Copy everything in the listing below word for word, apart from any images.

.....

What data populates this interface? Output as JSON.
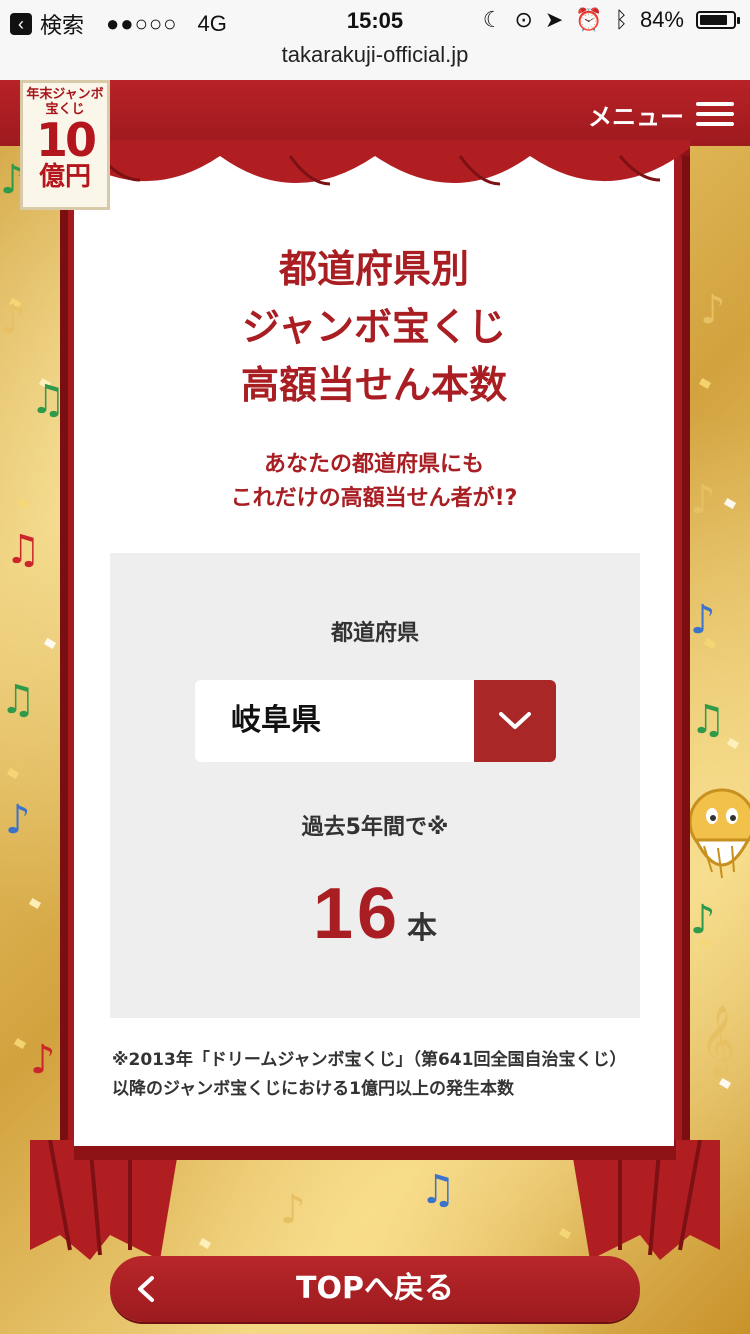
{
  "status_bar": {
    "back_app": "検索",
    "signal": "●●○○○",
    "network": "4G",
    "time": "15:05",
    "battery": "84%",
    "battery_level": 0.84
  },
  "browser": {
    "url": "takarakuji-official.jp"
  },
  "header": {
    "menu_label": "メニュー",
    "logo": {
      "top_text": "年末ジャンボ宝くじ",
      "amount_number": "10",
      "amount_unit": "億円"
    }
  },
  "page": {
    "title_lines": [
      "都道府県別",
      "ジャンボ宝くじ",
      "高額当せん本数"
    ],
    "subtitle_lines": [
      "あなたの都道府県にも",
      "これだけの高額当せん者が!?"
    ],
    "prefecture_label": "都道府県",
    "prefecture_selected": "岐阜県",
    "period_text": "過去5年間で※",
    "count_value": "16",
    "count_unit": "本",
    "footnote": "※2013年「ドリームジャンボ宝くじ」（第641回全国自治宝くじ）以降のジャンボ宝くじにおける1億円以上の発生本数"
  },
  "nav": {
    "top_button_label": "TOPへ戻る"
  },
  "colors": {
    "brand_red": "#a81e23",
    "panel_bg": "#eeeeee",
    "gold": "#e0b757"
  },
  "icons": {
    "menu": "hamburger-icon",
    "select": "chevron-down-icon",
    "back": "chevron-left-icon"
  }
}
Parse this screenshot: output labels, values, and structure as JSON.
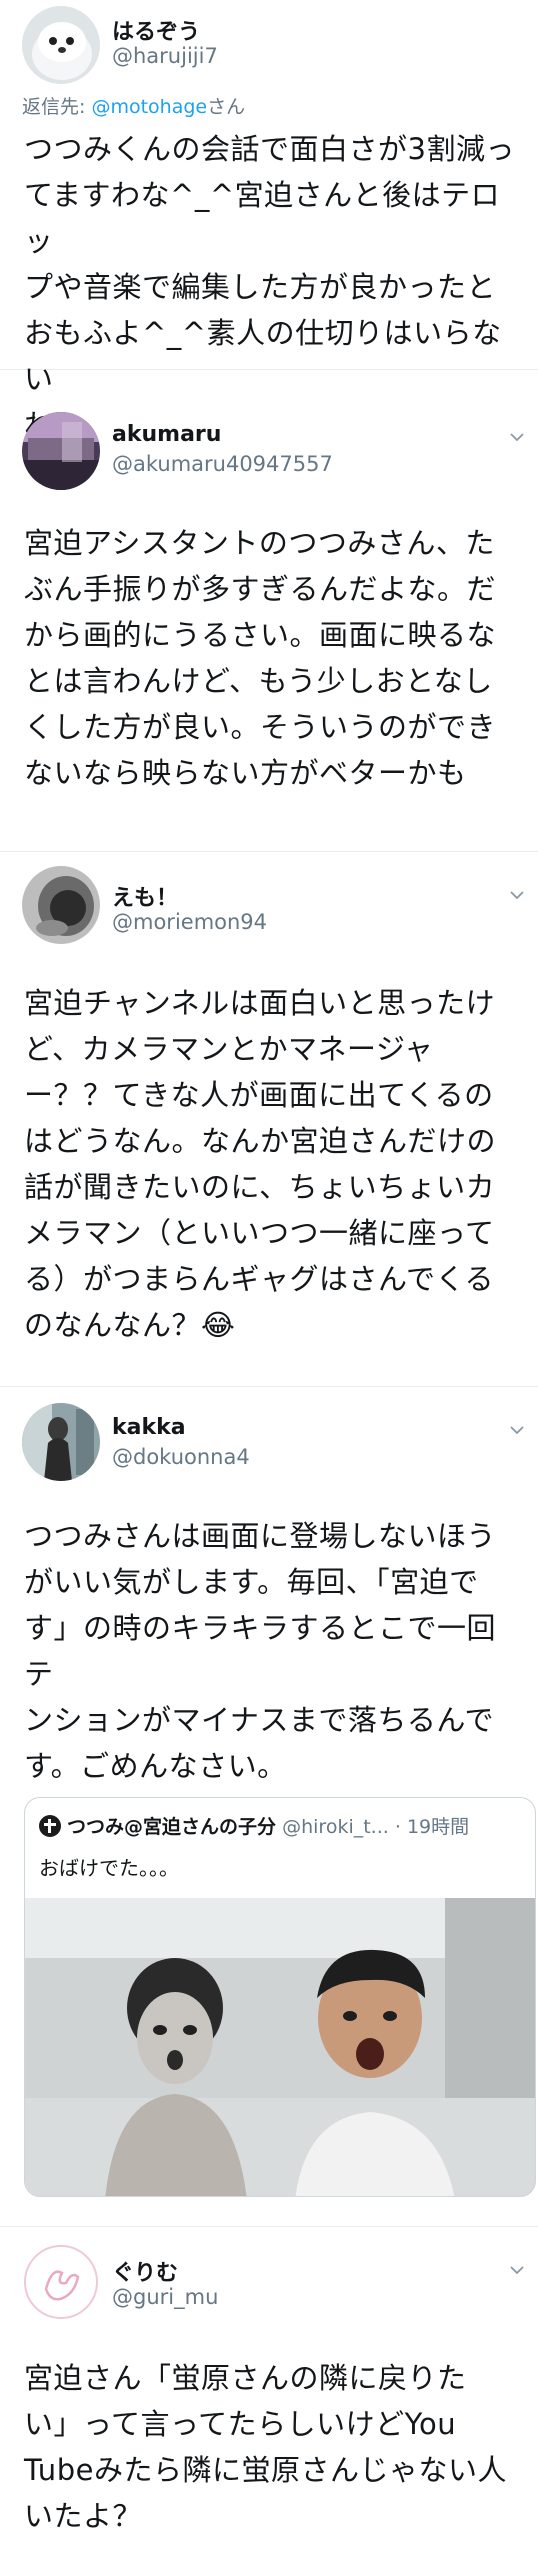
{
  "tweets": [
    {
      "name": "はるぞう",
      "handle": "@harujiji7",
      "reply_prefix": "返信先: ",
      "reply_to": "@motohage",
      "reply_suffix": "さん",
      "lines": [
        "つつみくんの会話で面白さが3割減っ",
        "てますわな^_^宮迫さんと後はテロッ",
        "プや音楽で編集した方が良かったと",
        "おもふよ^_^素人の仕切りはいらない",
        "ね"
      ]
    },
    {
      "name": "akumaru",
      "handle": "@akumaru40947557",
      "lines": [
        "宮迫アシスタントのつつみさん、た",
        "ぶん手振りが多すぎるんだよな。だ",
        "から画的にうるさい。画面に映るな",
        "とは言わんけど、もう少しおとなし",
        "くした方が良い。そういうのができ",
        "ないなら映らない方がベターかも"
      ]
    },
    {
      "name": "えも！",
      "handle": "@moriemon94",
      "lines": [
        "宮迫チャンネルは面白いと思ったけ",
        "ど、カメラマンとかマネージャ",
        "ー？？てきな人が画面に出てくるの",
        "はどうなん。なんか宮迫さんだけの",
        "話が聞きたいのに、ちょいちょいカ",
        "メラマン（といいつつ一緒に座って",
        "る）がつまらんギャグはさんでくる",
        "のなんなん？😂"
      ]
    },
    {
      "name": "kakka",
      "handle": "@dokuonna4",
      "lines": [
        "つつみさんは画面に登場しないほう",
        "がいい気がします。毎回、「宮迫で",
        "す」の時のキラキラするとこで一回テ",
        "ンションがマイナスまで落ちるんで",
        "す。ごめんなさい。"
      ],
      "quote": {
        "name": "つつみ@宮迫さんの子分",
        "handle": "@hiroki_t...",
        "time": "· 19時間",
        "text": "おばけでた。。。"
      }
    },
    {
      "name": "ぐりむ",
      "handle": "@guri_mu",
      "lines": [
        "宮迫さん「蛍原さんの隣に戻りた",
        "い」って言ってたらしいけどYou",
        "Tubeみたら隣に蛍原さんじゃない人",
        "いたよ？"
      ]
    }
  ],
  "colors": {
    "text": "#14171a",
    "secondary": "#657786",
    "link": "#1da1f2",
    "divider": "#e6ecf0"
  },
  "icons": [
    "chevron-down-icon",
    "avatar-image",
    "photo-image"
  ]
}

.....

→ RESPONSE:
What data populates this interface? Output as JSON.
{
  "status_bar": {
    "back_app": "検索",
    "signal": "●●○○○",
    "network": "4G",
    "time": "15:05",
    "battery": "84%",
    "battery_level": 0.84
  },
  "browser": {
    "url": "takarakuji-official.jp"
  },
  "header": {
    "menu_label": "メニュー",
    "logo": {
      "top_text": "年末ジャンボ宝くじ",
      "amount_number": "10",
      "amount_unit": "億円"
    }
  },
  "page": {
    "title_lines": [
      "都道府県別",
      "ジャンボ宝くじ",
      "高額当せん本数"
    ],
    "subtitle_lines": [
      "あなたの都道府県にも",
      "これだけの高額当せん者が!?"
    ],
    "prefecture_label": "都道府県",
    "prefecture_selected": "岐阜県",
    "period_text": "過去5年間で※",
    "count_value": "16",
    "count_unit": "本",
    "footnote": "※2013年「ドリームジャンボ宝くじ」（第641回全国自治宝くじ）以降のジャンボ宝くじにおける1億円以上の発生本数"
  },
  "nav": {
    "top_button_label": "TOPへ戻る"
  },
  "colors": {
    "brand_red": "#a81e23",
    "panel_bg": "#eeeeee",
    "gold": "#e0b757"
  },
  "icons": {
    "menu": "hamburger-icon",
    "select": "chevron-down-icon",
    "back": "chevron-left-icon"
  }
}
Parse this screenshot: output labels, values, and structure as JSON.
{
  "tweets": [
    {
      "name": "はるぞう",
      "handle": "@harujiji7",
      "reply_prefix": "返信先: ",
      "reply_to": "@motohage",
      "reply_suffix": "さん",
      "lines": [
        "つつみくんの会話で面白さが3割減っ",
        "てますわな^_^宮迫さんと後はテロッ",
        "プや音楽で編集した方が良かったと",
        "おもふよ^_^素人の仕切りはいらない",
        "ね"
      ]
    },
    {
      "name": "akumaru",
      "handle": "@akumaru40947557",
      "lines": [
        "宮迫アシスタントのつつみさん、た",
        "ぶん手振りが多すぎるんだよな。だ",
        "から画的にうるさい。画面に映るな",
        "とは言わんけど、もう少しおとなし",
        "くした方が良い。そういうのができ",
        "ないなら映らない方がベターかも"
      ]
    },
    {
      "name": "えも！",
      "handle": "@moriemon94",
      "lines": [
        "宮迫チャンネルは面白いと思ったけ",
        "ど、カメラマンとかマネージャ",
        "ー？？てきな人が画面に出てくるの",
        "はどうなん。なんか宮迫さんだけの",
        "話が聞きたいのに、ちょいちょいカ",
        "メラマン（といいつつ一緒に座って",
        "る）がつまらんギャグはさんでくる",
        "のなんなん？😂"
      ]
    },
    {
      "name": "kakka",
      "handle": "@dokuonna4",
      "lines": [
        "つつみさんは画面に登場しないほう",
        "がいい気がします。毎回、「宮迫で",
        "す」の時のキラキラするとこで一回テ",
        "ンションがマイナスまで落ちるんで",
        "す。ごめんなさい。"
      ],
      "quote": {
        "name": "つつみ@宮迫さんの子分",
        "handle": "@hiroki_t...",
        "time": "· 19時間",
        "text": "おばけでた。。。"
      }
    },
    {
      "name": "ぐりむ",
      "handle": "@guri_mu",
      "lines": [
        "宮迫さん「蛍原さんの隣に戻りた",
        "い」って言ってたらしいけどYou",
        "Tubeみたら隣に蛍原さんじゃない人",
        "いたよ？"
      ]
    }
  ],
  "colors": {
    "text": "#14171a",
    "secondary": "#657786",
    "link": "#1da1f2",
    "divider": "#e6ecf0"
  },
  "icons": [
    "chevron-down-icon",
    "avatar-image",
    "photo-image"
  ]
}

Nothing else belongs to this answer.